# start of Input

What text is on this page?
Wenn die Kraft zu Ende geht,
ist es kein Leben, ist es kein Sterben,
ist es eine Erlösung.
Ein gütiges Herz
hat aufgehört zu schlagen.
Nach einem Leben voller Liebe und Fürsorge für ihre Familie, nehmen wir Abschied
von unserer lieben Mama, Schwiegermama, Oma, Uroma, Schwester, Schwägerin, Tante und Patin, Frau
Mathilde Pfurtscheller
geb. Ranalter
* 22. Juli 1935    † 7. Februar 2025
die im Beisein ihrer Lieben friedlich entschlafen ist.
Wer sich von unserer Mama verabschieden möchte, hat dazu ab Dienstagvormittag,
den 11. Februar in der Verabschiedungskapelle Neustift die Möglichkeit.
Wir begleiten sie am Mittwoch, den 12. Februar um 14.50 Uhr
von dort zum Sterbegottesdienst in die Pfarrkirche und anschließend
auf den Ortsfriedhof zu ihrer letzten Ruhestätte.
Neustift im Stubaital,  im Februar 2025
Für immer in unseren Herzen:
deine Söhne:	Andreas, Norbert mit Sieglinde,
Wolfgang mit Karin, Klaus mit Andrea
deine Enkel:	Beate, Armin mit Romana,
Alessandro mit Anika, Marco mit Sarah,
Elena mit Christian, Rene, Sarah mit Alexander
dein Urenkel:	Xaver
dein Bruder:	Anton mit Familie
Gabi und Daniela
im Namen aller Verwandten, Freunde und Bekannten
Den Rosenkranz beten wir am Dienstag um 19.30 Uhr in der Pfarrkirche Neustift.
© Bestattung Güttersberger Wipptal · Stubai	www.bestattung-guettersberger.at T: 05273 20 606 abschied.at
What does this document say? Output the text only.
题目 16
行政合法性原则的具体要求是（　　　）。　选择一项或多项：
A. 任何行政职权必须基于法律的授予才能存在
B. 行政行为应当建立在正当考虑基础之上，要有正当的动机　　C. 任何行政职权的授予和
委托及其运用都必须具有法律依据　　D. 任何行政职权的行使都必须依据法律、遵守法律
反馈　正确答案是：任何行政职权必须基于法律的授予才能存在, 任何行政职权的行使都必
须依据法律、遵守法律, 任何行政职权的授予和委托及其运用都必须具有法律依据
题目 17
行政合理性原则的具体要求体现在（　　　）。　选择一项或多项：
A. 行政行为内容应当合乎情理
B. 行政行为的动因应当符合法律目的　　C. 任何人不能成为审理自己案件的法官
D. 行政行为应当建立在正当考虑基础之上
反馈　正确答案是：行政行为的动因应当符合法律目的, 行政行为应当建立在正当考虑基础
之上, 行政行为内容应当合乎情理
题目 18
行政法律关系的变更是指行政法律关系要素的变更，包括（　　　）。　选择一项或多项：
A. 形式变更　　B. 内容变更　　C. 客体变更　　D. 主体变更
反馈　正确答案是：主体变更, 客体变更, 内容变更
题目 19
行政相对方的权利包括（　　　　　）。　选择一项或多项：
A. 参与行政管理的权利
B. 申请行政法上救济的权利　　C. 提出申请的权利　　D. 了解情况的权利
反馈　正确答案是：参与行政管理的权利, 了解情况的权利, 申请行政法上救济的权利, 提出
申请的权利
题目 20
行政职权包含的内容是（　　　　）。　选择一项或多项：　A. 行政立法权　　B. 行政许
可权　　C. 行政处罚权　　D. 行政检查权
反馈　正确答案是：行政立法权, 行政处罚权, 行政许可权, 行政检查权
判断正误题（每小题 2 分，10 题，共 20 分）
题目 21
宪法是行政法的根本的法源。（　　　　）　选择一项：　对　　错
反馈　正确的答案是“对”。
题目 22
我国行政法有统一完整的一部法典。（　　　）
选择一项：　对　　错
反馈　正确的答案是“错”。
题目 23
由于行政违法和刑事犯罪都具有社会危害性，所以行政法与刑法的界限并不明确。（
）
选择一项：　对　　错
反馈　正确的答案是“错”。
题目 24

# end of Input

## To be done
Look through the entries above. Extract each line with the word "Pfarrkirche".

## The completed task
von dort zum Sterbegottesdienst in die Pfarrkirche und anschließend
Den Rosenkranz beten wir am Dienstag um 19.30 Uhr in der Pfarrkirche Neustift.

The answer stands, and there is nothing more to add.